*WORK TO BE COMPLETED:* Read the entries below and pull out each line with the string "použitím".

....

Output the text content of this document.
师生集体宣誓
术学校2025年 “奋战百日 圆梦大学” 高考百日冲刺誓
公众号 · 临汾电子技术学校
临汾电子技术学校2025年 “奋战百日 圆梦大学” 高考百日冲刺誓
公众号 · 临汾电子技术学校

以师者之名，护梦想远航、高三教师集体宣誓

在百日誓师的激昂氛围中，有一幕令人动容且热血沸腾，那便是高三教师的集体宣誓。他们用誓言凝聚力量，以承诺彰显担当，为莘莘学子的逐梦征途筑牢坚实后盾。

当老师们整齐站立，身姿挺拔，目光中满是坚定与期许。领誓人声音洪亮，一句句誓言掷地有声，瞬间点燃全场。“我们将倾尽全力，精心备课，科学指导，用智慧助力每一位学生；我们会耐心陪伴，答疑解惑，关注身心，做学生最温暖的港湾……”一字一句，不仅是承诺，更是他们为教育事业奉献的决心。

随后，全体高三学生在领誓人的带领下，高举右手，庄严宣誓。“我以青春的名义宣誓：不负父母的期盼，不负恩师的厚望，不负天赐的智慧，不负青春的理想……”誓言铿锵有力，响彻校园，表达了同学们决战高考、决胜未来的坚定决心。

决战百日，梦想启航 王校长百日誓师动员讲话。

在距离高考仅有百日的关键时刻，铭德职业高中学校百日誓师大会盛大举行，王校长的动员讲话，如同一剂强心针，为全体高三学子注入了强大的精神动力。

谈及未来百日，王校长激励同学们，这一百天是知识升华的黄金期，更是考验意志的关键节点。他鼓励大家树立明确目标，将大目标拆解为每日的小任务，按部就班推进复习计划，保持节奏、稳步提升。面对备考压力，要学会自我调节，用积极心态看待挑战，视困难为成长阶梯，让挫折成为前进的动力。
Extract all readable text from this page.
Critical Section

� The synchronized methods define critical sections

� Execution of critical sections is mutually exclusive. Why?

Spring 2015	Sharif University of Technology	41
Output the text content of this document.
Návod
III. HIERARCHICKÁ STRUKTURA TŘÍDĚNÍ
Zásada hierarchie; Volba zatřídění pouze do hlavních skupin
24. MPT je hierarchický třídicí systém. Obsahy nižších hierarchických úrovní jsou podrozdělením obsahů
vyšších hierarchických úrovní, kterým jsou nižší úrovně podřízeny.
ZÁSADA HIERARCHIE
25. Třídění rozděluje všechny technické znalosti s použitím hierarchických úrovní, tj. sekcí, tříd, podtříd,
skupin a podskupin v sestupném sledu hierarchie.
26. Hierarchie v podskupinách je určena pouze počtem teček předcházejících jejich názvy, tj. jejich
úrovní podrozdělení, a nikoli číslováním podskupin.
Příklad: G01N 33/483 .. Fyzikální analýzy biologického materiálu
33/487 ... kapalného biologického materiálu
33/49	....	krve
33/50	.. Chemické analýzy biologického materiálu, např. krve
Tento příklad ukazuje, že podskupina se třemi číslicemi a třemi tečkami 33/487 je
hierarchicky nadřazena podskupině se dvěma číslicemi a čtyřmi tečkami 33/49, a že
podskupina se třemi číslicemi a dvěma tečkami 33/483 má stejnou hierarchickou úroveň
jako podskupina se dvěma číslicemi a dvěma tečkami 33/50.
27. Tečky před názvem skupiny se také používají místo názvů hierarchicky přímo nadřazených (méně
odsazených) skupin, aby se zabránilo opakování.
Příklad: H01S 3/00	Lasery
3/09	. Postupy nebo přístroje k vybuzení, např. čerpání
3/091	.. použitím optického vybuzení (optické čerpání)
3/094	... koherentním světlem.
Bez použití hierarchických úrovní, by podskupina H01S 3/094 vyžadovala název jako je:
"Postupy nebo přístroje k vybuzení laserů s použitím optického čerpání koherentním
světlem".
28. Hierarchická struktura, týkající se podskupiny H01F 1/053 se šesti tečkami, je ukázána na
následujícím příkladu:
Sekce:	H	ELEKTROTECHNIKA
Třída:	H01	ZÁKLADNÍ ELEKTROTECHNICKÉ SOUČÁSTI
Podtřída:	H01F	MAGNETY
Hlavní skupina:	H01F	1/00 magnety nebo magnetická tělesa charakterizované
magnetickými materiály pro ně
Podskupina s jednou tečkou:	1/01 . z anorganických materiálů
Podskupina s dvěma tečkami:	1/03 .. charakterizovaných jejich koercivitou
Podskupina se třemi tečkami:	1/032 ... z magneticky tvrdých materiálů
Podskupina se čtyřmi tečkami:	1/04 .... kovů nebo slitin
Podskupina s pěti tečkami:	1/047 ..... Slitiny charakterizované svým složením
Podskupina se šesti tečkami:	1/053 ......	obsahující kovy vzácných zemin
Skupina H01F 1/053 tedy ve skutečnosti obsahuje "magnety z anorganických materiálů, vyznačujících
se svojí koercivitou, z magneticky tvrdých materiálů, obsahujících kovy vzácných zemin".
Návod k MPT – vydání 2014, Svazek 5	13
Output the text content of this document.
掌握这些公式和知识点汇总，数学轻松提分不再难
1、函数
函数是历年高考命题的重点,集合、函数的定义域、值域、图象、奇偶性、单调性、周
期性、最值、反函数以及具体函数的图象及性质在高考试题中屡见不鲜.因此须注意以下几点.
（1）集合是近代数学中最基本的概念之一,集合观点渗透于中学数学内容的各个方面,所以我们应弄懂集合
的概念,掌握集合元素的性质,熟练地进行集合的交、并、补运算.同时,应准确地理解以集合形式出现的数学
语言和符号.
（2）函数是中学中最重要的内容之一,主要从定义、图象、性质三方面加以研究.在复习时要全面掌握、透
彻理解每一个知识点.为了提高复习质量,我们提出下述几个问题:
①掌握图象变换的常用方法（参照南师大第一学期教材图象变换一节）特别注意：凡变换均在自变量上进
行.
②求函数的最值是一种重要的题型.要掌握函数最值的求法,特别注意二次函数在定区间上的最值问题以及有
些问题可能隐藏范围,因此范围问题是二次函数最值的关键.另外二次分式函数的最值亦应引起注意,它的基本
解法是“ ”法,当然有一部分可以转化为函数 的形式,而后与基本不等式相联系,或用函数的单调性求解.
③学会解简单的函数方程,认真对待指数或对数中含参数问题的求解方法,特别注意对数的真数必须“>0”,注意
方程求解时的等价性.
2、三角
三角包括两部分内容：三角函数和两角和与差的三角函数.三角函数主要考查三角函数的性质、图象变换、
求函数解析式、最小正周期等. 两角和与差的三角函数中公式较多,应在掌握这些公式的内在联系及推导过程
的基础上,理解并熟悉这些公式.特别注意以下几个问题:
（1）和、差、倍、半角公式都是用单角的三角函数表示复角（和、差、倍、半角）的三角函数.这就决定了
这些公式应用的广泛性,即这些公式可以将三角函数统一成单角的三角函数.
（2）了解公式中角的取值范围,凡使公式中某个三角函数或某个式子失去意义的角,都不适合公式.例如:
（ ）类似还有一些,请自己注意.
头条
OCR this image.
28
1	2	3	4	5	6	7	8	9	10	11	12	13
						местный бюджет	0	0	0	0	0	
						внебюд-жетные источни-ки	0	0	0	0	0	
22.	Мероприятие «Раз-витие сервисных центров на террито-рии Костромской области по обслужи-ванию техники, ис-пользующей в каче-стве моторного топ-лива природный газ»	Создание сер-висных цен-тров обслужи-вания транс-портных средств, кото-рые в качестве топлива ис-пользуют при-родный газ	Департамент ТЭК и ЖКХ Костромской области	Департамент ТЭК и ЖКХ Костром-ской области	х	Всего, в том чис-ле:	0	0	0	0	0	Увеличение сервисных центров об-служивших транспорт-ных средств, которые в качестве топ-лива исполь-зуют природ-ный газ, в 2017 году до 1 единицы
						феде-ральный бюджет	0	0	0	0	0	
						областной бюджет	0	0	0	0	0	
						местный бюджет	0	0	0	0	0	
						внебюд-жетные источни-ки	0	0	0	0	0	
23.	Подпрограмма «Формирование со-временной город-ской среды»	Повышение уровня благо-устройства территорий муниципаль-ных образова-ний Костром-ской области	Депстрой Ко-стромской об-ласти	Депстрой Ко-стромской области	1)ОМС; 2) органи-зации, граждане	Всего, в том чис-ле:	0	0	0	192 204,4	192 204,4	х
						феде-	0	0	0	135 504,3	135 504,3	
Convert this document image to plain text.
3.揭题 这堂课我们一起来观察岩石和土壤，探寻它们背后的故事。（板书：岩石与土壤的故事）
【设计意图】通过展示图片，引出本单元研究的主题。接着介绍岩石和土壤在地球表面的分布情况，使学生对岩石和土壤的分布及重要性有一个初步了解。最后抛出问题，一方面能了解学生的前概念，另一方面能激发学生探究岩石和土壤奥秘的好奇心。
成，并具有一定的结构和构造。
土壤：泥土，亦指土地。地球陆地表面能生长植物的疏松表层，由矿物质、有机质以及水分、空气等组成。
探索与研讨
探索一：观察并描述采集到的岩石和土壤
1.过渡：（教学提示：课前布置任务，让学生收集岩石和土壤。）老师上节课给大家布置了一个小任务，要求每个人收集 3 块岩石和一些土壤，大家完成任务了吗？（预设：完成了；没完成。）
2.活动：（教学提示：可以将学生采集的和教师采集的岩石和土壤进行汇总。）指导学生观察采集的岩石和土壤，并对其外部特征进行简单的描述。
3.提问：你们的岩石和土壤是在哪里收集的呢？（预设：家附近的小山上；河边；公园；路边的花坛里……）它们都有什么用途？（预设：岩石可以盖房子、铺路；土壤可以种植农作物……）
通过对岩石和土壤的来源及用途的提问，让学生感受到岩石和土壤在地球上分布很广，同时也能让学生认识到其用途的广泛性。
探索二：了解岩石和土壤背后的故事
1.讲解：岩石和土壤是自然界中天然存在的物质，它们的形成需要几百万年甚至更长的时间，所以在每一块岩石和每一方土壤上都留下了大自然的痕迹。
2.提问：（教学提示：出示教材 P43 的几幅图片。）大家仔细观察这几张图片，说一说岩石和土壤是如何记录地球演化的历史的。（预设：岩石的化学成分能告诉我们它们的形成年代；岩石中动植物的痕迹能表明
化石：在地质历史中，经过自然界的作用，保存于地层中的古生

....

*COMPLETE ANSWER:*
25. Třídění rozděluje všechny technické znalosti s použitím hierarchických úrovní, tj. sekcí, tříd, podtříd,
3/091	.. použitím optického vybuzení (optické čerpání)
"Postupy nebo přístroje k vybuzení laserů s použitím optického čerpání koherentním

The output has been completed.